Excerpted records:
begin

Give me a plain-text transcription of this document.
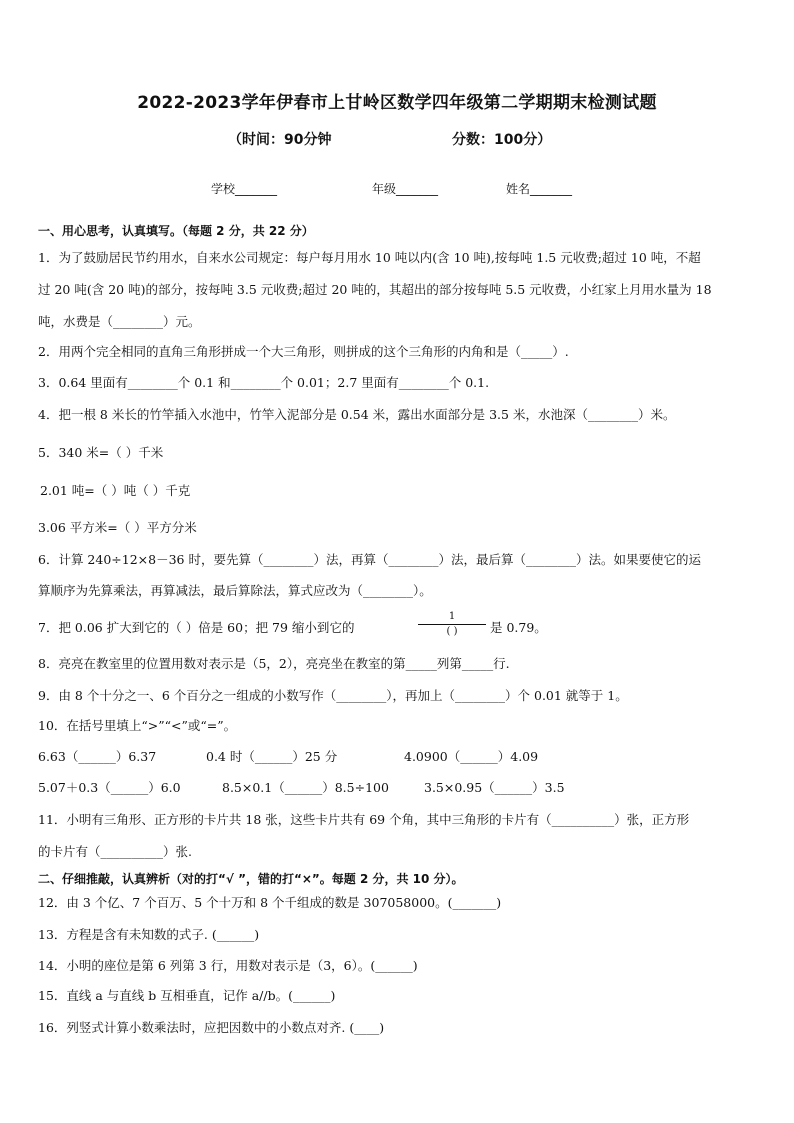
2022-2023学年伊春市上甘岭区数学四年级第二学期期末检测试题
（时间：90分钟	分数：100分）
学校_______	年级_______	姓名_______
一、用心思考，认真填写。（每题 2 分，共 22 分）
1．为了鼓励居民节约用水，自来水公司规定：每户每月用水 10 吨以内(含 10 吨),按每吨 1.5 元收费;超过 10 吨，不超
过 20 吨(含 20 吨)的部分，按每吨 3.5 元收费;超过 20 吨的，其超出的部分按每吨 5.5 元收费，小红家上月用水量为 18
吨，水费是（________）元。
2．用两个完全相同的直角三角形拼成一个大三角形，则拼成的这个三角形的内角和是（_____）.
3．0.64 里面有________个 0.1 和________个 0.01；2.7 里面有________个 0.1.
4．把一根 8 米长的竹竿插入水池中，竹竿入泥部分是 0.54 米，露出水面部分是 3.5 米，水池深（________）米。
5．340 米=（ ）千米
2.01 吨=（ ）吨（ ）千克
3.06 平方米=（ ）平方分米
6．计算 240÷12×8－36 时，要先算（________）法，再算（________）法，最后算（________）法。如果要使它的运
算顺序为先算乘法，再算减法，最后算除法，算式应改为（________）。
7．把 0.06 扩大到它的（ ）倍是 60；把 79 缩小到它的
1
( )	是 0.79。
8．亮亮在教室里的位置用数对表示是（5，2），亮亮坐在教室的第_____列第_____行.
9．由 8 个十分之一、6 个百分之一组成的小数写作（________），再加上（________）个 0.01 就等于 1。
10．在括号里填上“>”“<”或“=”。
6.63（______）6.37	0.4 时（______）25 分	4.0900（______）4.09
5.07＋0.3（______）6.0	8.5×0.1（______）8.5÷100	3.5×0.95（______）3.5
11．小明有三角形、正方形的卡片共 18 张，这些卡片共有 69 个角，其中三角形的卡片有（__________）张，正方形
的卡片有（__________）张.
二、仔细推敲，认真辨析（对的打“√ ”，错的打“×”。每题 2 分，共 10 分）。
12．由 3 个亿、7 个百万、5 个十万和 8 个千组成的数是 307058000。(_______)
13．方程是含有未知数的式子. (______)
14．小明的座位是第 6 列第 3 行，用数对表示是（3，6）。(______)
15．直线 a 与直线 b 互相垂直，记作 a//b。(______)
16．列竖式计算小数乘法时，应把因数中的小数点对齐. (____)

end

Work to complete:
Print the records word for word and exclude any picture they hold.

Answer in full:
Give me a plain-text transcription of this document.
2022-2023学年伊春市上甘岭区数学四年级第二学期期末检测试题
（时间：90分钟	分数：100分）
学校_______	年级_______	姓名_______
一、用心思考，认真填写。（每题 2 分，共 22 分）
1．为了鼓励居民节约用水，自来水公司规定：每户每月用水 10 吨以内(含 10 吨),按每吨 1.5 元收费;超过 10 吨，不超
过 20 吨(含 20 吨)的部分，按每吨 3.5 元收费;超过 20 吨的，其超出的部分按每吨 5.5 元收费，小红家上月用水量为 18
吨，水费是（________）元。
2．用两个完全相同的直角三角形拼成一个大三角形，则拼成的这个三角形的内角和是（_____）.
3．0.64 里面有________个 0.1 和________个 0.01；2.7 里面有________个 0.1.
4．把一根 8 米长的竹竿插入水池中，竹竿入泥部分是 0.54 米，露出水面部分是 3.5 米，水池深（________）米。
5．340 米=（ ）千米
2.01 吨=（ ）吨（ ）千克
3.06 平方米=（ ）平方分米
6．计算 240÷12×8－36 时，要先算（________）法，再算（________）法，最后算（________）法。如果要使它的运
算顺序为先算乘法，再算减法，最后算除法，算式应改为（________）。
7．把 0.06 扩大到它的（ ）倍是 60；把 79 缩小到它的
1
( )	是 0.79。
8．亮亮在教室里的位置用数对表示是（5，2），亮亮坐在教室的第_____列第_____行.
9．由 8 个十分之一、6 个百分之一组成的小数写作（________），再加上（________）个 0.01 就等于 1。
10．在括号里填上“>”“<”或“=”。
6.63（______）6.37	0.4 时（______）25 分	4.0900（______）4.09
5.07＋0.3（______）6.0	8.5×0.1（______）8.5÷100	3.5×0.95（______）3.5
11．小明有三角形、正方形的卡片共 18 张，这些卡片共有 69 个角，其中三角形的卡片有（__________）张，正方形
的卡片有（__________）张.
二、仔细推敲，认真辨析（对的打“√ ”，错的打“×”。每题 2 分，共 10 分）。
12．由 3 个亿、7 个百万、5 个十万和 8 个千组成的数是 307058000。(_______)
13．方程是含有未知数的式子. (______)
14．小明的座位是第 6 列第 3 行，用数对表示是（3，6）。(______)
15．直线 a 与直线 b 互相垂直，记作 a//b。(______)
16．列竖式计算小数乘法时，应把因数中的小数点对齐. (____)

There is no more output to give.